PROBLEM DETAILS - Leave out the pictures and repeat the data exactly.

== DATA FOR THIS EXERCISE ==

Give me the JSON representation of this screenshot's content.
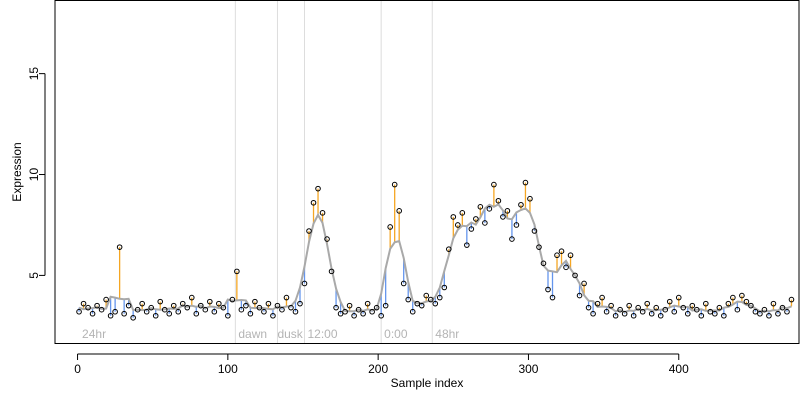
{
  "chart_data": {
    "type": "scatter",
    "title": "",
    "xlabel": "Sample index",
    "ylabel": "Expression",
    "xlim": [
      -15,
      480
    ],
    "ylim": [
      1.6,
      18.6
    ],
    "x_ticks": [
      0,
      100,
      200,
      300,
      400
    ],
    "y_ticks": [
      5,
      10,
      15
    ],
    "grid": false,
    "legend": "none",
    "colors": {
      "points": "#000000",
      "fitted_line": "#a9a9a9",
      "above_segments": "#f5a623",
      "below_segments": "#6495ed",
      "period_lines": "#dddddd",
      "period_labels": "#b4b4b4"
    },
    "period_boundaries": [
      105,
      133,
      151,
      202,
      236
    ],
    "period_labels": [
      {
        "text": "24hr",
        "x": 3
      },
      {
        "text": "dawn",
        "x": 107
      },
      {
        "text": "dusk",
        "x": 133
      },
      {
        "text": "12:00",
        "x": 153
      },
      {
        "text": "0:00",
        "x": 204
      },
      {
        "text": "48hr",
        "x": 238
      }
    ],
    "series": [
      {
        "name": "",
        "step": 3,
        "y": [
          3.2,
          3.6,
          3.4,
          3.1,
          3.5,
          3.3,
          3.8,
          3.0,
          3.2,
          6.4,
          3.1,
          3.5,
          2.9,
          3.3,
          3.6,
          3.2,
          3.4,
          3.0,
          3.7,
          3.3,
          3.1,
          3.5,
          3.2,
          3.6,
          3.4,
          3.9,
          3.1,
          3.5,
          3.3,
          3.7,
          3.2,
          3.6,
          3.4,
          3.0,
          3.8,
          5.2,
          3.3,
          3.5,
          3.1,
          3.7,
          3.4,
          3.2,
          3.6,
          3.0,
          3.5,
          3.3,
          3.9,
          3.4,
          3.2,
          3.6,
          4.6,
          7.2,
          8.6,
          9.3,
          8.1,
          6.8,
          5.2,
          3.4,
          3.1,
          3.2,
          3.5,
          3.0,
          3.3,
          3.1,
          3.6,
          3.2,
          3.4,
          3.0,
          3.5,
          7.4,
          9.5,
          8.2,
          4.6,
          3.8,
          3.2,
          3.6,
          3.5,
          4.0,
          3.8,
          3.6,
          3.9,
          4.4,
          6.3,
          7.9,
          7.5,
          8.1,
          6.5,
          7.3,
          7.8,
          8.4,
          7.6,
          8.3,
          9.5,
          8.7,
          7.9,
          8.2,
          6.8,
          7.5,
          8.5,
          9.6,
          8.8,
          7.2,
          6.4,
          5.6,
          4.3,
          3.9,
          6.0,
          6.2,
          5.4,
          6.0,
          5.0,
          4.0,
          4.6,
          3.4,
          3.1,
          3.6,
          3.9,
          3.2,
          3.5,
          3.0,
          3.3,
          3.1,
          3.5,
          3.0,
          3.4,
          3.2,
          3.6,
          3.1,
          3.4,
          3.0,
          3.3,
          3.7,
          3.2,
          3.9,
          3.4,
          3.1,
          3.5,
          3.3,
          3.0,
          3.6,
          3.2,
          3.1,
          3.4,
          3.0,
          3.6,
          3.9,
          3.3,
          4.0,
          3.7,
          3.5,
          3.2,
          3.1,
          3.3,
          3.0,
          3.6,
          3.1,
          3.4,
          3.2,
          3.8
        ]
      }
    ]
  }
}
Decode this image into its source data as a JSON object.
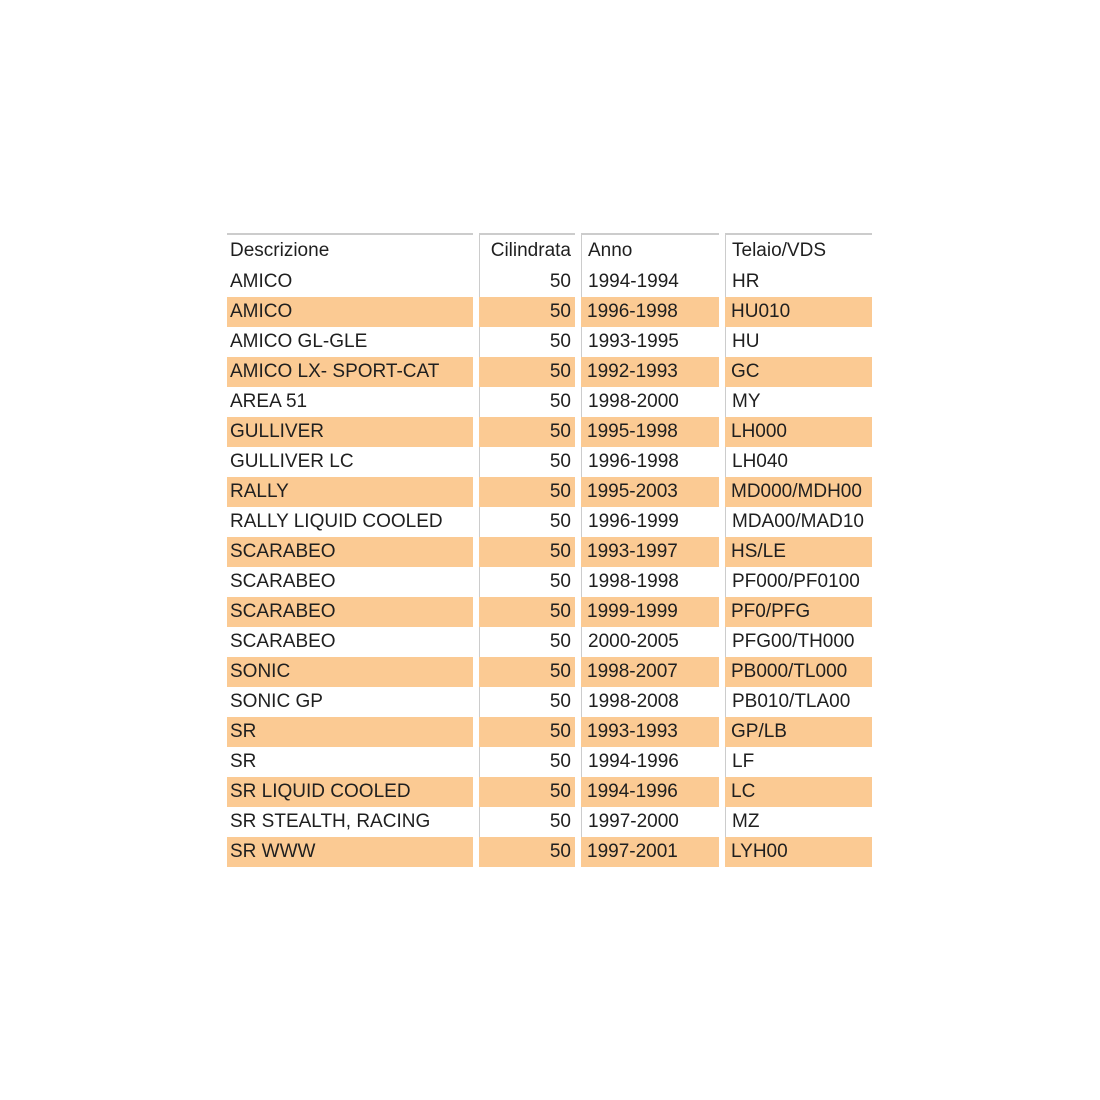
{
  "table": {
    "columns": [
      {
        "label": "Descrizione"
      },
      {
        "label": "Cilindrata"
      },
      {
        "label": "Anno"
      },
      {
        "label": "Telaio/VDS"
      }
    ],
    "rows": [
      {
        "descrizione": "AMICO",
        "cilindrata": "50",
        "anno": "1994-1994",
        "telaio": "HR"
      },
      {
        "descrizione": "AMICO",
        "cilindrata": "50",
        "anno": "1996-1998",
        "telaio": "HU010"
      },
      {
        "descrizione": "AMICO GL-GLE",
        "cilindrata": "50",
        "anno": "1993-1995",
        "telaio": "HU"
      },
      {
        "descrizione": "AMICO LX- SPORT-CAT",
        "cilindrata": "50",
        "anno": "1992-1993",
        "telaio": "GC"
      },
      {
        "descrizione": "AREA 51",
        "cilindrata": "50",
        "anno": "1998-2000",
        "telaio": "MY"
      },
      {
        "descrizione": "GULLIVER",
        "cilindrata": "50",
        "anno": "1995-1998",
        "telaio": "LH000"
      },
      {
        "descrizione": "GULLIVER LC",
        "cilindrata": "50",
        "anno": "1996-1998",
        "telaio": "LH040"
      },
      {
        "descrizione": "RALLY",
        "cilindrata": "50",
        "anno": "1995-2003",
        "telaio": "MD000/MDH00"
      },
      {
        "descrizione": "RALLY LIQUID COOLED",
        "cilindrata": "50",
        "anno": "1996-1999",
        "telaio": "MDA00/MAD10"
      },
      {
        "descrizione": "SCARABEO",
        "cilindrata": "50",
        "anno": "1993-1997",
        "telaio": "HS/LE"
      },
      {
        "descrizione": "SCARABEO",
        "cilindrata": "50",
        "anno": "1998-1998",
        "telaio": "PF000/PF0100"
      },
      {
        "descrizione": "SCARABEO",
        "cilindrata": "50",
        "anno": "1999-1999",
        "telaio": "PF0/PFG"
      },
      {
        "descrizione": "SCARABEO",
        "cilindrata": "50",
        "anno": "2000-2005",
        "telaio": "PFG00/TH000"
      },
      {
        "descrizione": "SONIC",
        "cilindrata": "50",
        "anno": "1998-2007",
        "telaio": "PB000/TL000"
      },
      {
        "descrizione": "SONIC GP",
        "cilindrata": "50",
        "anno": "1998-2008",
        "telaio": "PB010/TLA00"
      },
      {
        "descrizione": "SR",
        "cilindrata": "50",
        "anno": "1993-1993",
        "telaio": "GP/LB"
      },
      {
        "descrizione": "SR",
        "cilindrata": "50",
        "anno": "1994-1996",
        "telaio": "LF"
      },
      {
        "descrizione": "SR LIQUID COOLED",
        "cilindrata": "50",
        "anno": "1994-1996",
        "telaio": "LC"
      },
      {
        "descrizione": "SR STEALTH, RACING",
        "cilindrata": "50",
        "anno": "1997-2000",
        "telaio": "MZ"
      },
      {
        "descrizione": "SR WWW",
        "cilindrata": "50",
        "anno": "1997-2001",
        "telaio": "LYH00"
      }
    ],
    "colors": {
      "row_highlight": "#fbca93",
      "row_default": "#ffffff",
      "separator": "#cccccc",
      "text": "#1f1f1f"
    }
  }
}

===

RESULT OF THIS EXERCISE -
Give me the JSON representation of this screenshot's content.
{
  "chart_data": {
    "type": "scatter",
    "title": "",
    "xlabel": "Sample index",
    "ylabel": "Expression",
    "xlim": [
      -15,
      480
    ],
    "ylim": [
      1.6,
      18.6
    ],
    "x_ticks": [
      0,
      100,
      200,
      300,
      400
    ],
    "y_ticks": [
      5,
      10,
      15
    ],
    "grid": false,
    "legend": "none",
    "colors": {
      "points": "#000000",
      "fitted_line": "#a9a9a9",
      "above_segments": "#f5a623",
      "below_segments": "#6495ed",
      "period_lines": "#dddddd",
      "period_labels": "#b4b4b4"
    },
    "period_boundaries": [
      105,
      133,
      151,
      202,
      236
    ],
    "period_labels": [
      {
        "text": "24hr",
        "x": 3
      },
      {
        "text": "dawn",
        "x": 107
      },
      {
        "text": "dusk",
        "x": 133
      },
      {
        "text": "12:00",
        "x": 153
      },
      {
        "text": "0:00",
        "x": 204
      },
      {
        "text": "48hr",
        "x": 238
      }
    ],
    "series": [
      {
        "name": "",
        "step": 3,
        "y": [
          3.2,
          3.6,
          3.4,
          3.1,
          3.5,
          3.3,
          3.8,
          3.0,
          3.2,
          6.4,
          3.1,
          3.5,
          2.9,
          3.3,
          3.6,
          3.2,
          3.4,
          3.0,
          3.7,
          3.3,
          3.1,
          3.5,
          3.2,
          3.6,
          3.4,
          3.9,
          3.1,
          3.5,
          3.3,
          3.7,
          3.2,
          3.6,
          3.4,
          3.0,
          3.8,
          5.2,
          3.3,
          3.5,
          3.1,
          3.7,
          3.4,
          3.2,
          3.6,
          3.0,
          3.5,
          3.3,
          3.9,
          3.4,
          3.2,
          3.6,
          4.6,
          7.2,
          8.6,
          9.3,
          8.1,
          6.8,
          5.2,
          3.4,
          3.1,
          3.2,
          3.5,
          3.0,
          3.3,
          3.1,
          3.6,
          3.2,
          3.4,
          3.0,
          3.5,
          7.4,
          9.5,
          8.2,
          4.6,
          3.8,
          3.2,
          3.6,
          3.5,
          4.0,
          3.8,
          3.6,
          3.9,
          4.4,
          6.3,
          7.9,
          7.5,
          8.1,
          6.5,
          7.3,
          7.8,
          8.4,
          7.6,
          8.3,
          9.5,
          8.7,
          7.9,
          8.2,
          6.8,
          7.5,
          8.5,
          9.6,
          8.8,
          7.2,
          6.4,
          5.6,
          4.3,
          3.9,
          6.0,
          6.2,
          5.4,
          6.0,
          5.0,
          4.0,
          4.6,
          3.4,
          3.1,
          3.6,
          3.9,
          3.2,
          3.5,
          3.0,
          3.3,
          3.1,
          3.5,
          3.0,
          3.4,
          3.2,
          3.6,
          3.1,
          3.4,
          3.0,
          3.3,
          3.7,
          3.2,
          3.9,
          3.4,
          3.1,
          3.5,
          3.3,
          3.0,
          3.6,
          3.2,
          3.1,
          3.4,
          3.0,
          3.6,
          3.9,
          3.3,
          4.0,
          3.7,
          3.5,
          3.2,
          3.1,
          3.3,
          3.0,
          3.6,
          3.1,
          3.4,
          3.2,
          3.8
        ]
      }
    ]
  }
}
Decode this image into its source data as a JSON object.
{
  "table": {
    "columns": [
      {
        "label": "Descrizione"
      },
      {
        "label": "Cilindrata"
      },
      {
        "label": "Anno"
      },
      {
        "label": "Telaio/VDS"
      }
    ],
    "rows": [
      {
        "descrizione": "AMICO",
        "cilindrata": "50",
        "anno": "1994-1994",
        "telaio": "HR"
      },
      {
        "descrizione": "AMICO",
        "cilindrata": "50",
        "anno": "1996-1998",
        "telaio": "HU010"
      },
      {
        "descrizione": "AMICO GL-GLE",
        "cilindrata": "50",
        "anno": "1993-1995",
        "telaio": "HU"
      },
      {
        "descrizione": "AMICO LX- SPORT-CAT",
        "cilindrata": "50",
        "anno": "1992-1993",
        "telaio": "GC"
      },
      {
        "descrizione": "AREA 51",
        "cilindrata": "50",
        "anno": "1998-2000",
        "telaio": "MY"
      },
      {
        "descrizione": "GULLIVER",
        "cilindrata": "50",
        "anno": "1995-1998",
        "telaio": "LH000"
      },
      {
        "descrizione": "GULLIVER LC",
        "cilindrata": "50",
        "anno": "1996-1998",
        "telaio": "LH040"
      },
      {
        "descrizione": "RALLY",
        "cilindrata": "50",
        "anno": "1995-2003",
        "telaio": "MD000/MDH00"
      },
      {
        "descrizione": "RALLY LIQUID COOLED",
        "cilindrata": "50",
        "anno": "1996-1999",
        "telaio": "MDA00/MAD10"
      },
      {
        "descrizione": "SCARABEO",
        "cilindrata": "50",
        "anno": "1993-1997",
        "telaio": "HS/LE"
      },
      {
        "descrizione": "SCARABEO",
        "cilindrata": "50",
        "anno": "1998-1998",
        "telaio": "PF000/PF0100"
      },
      {
        "descrizione": "SCARABEO",
        "cilindrata": "50",
        "anno": "1999-1999",
        "telaio": "PF0/PFG"
      },
      {
        "descrizione": "SCARABEO",
        "cilindrata": "50",
        "anno": "2000-2005",
        "telaio": "PFG00/TH000"
      },
      {
        "descrizione": "SONIC",
        "cilindrata": "50",
        "anno": "1998-2007",
        "telaio": "PB000/TL000"
      },
      {
        "descrizione": "SONIC GP",
        "cilindrata": "50",
        "anno": "1998-2008",
        "telaio": "PB010/TLA00"
      },
      {
        "descrizione": "SR",
        "cilindrata": "50",
        "anno": "1993-1993",
        "telaio": "GP/LB"
      },
      {
        "descrizione": "SR",
        "cilindrata": "50",
        "anno": "1994-1996",
        "telaio": "LF"
      },
      {
        "descrizione": "SR LIQUID COOLED",
        "cilindrata": "50",
        "anno": "1994-1996",
        "telaio": "LC"
      },
      {
        "descrizione": "SR STEALTH, RACING",
        "cilindrata": "50",
        "anno": "1997-2000",
        "telaio": "MZ"
      },
      {
        "descrizione": "SR WWW",
        "cilindrata": "50",
        "anno": "1997-2001",
        "telaio": "LYH00"
      }
    ],
    "colors": {
      "row_highlight": "#fbca93",
      "row_default": "#ffffff",
      "separator": "#cccccc",
      "text": "#1f1f1f"
    }
  }
}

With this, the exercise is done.